-- begin Dataset entries --

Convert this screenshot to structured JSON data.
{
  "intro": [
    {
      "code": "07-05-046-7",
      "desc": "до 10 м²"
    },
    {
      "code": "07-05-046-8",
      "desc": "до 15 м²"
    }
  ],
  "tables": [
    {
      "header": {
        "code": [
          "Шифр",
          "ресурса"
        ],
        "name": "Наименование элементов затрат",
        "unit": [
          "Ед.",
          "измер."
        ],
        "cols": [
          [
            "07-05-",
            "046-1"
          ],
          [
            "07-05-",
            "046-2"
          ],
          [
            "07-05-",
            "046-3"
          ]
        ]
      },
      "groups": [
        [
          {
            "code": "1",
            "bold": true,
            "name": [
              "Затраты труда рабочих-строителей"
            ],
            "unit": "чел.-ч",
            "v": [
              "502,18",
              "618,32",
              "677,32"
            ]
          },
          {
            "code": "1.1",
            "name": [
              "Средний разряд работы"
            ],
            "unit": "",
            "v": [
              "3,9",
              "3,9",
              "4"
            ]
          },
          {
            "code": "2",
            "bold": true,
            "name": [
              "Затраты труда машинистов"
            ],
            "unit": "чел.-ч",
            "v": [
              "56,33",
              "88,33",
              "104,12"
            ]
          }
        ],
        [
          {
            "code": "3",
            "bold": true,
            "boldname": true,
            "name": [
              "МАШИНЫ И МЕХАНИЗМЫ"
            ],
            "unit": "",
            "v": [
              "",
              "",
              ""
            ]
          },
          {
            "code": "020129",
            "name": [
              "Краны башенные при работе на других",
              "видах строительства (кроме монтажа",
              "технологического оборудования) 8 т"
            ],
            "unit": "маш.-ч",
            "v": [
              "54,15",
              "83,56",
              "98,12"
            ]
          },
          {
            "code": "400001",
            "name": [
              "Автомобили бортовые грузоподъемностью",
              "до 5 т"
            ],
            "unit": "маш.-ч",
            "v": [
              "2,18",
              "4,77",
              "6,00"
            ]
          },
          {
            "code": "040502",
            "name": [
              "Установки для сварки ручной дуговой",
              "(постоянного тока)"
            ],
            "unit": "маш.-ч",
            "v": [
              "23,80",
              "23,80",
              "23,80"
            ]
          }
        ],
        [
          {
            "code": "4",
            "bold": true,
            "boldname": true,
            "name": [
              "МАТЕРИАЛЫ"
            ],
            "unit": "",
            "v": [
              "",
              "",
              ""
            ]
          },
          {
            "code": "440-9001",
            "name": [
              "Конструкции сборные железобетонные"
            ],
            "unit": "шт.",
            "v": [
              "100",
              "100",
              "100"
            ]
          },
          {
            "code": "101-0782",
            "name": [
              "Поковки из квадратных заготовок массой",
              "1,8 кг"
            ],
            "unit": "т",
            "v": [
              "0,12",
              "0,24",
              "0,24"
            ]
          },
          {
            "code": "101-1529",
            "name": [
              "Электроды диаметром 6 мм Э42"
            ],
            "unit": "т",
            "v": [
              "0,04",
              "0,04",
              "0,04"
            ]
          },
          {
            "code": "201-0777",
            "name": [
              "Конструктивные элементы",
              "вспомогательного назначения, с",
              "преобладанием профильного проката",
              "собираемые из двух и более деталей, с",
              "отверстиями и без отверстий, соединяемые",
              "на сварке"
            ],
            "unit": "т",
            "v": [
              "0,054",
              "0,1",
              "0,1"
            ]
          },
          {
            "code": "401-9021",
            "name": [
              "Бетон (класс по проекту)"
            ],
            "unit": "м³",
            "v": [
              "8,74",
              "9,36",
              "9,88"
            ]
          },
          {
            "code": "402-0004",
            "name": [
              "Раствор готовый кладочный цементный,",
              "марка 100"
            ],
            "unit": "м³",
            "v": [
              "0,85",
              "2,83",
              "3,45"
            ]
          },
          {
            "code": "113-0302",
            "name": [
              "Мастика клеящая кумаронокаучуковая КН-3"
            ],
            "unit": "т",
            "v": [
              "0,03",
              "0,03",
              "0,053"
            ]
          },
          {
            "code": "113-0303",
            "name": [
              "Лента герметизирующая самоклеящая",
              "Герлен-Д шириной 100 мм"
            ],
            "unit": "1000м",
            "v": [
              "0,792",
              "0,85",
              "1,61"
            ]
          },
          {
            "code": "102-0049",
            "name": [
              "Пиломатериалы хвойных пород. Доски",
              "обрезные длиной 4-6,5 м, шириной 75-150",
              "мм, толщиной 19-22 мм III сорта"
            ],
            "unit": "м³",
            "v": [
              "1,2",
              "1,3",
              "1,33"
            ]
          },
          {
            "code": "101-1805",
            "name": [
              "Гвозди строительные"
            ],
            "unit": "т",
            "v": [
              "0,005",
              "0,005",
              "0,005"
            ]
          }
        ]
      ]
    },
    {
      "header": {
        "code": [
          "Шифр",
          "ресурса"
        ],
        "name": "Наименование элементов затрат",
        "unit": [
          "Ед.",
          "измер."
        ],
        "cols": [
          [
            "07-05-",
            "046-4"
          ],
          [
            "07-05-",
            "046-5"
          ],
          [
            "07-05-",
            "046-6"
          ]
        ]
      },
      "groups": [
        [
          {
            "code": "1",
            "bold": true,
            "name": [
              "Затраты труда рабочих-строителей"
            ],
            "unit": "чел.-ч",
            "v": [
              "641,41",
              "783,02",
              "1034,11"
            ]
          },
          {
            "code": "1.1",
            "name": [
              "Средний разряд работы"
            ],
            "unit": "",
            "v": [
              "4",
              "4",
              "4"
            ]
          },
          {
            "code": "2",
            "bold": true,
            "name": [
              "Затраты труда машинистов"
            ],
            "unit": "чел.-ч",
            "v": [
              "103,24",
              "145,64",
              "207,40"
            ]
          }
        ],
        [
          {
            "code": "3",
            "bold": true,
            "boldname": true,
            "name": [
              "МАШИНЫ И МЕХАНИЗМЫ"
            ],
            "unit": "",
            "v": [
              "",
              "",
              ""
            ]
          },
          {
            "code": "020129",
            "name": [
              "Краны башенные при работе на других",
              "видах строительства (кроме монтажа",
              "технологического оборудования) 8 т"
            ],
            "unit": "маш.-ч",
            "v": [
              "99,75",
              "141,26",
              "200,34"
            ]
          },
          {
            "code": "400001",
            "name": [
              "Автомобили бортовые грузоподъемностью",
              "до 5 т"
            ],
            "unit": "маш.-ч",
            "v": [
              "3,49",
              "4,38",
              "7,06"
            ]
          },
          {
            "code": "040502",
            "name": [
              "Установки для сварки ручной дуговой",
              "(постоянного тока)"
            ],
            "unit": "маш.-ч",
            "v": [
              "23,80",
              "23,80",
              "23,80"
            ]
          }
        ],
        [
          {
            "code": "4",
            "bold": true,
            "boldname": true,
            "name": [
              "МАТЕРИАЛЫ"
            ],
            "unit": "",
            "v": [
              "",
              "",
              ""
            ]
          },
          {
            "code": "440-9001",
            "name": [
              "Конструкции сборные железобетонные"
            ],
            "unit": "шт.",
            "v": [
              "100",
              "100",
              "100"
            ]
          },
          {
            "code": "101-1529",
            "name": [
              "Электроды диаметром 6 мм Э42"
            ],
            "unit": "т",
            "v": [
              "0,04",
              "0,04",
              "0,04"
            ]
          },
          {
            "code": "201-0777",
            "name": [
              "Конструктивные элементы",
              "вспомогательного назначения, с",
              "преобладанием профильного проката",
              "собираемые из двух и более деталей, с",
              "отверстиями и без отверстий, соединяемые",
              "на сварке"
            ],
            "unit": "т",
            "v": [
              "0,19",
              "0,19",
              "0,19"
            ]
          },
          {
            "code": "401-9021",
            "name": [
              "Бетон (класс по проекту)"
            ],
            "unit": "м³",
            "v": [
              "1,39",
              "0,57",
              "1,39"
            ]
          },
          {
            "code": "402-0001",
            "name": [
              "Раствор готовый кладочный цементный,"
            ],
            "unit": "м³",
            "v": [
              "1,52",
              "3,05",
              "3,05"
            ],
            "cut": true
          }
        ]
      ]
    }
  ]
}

-- end Dataset entries --

In the listing, find every line containing the word "Раствор" and list it.

Result of the exercise =
              "Раствор готовый кладочный цементный,",
              "Раствор готовый кладочный цементный,"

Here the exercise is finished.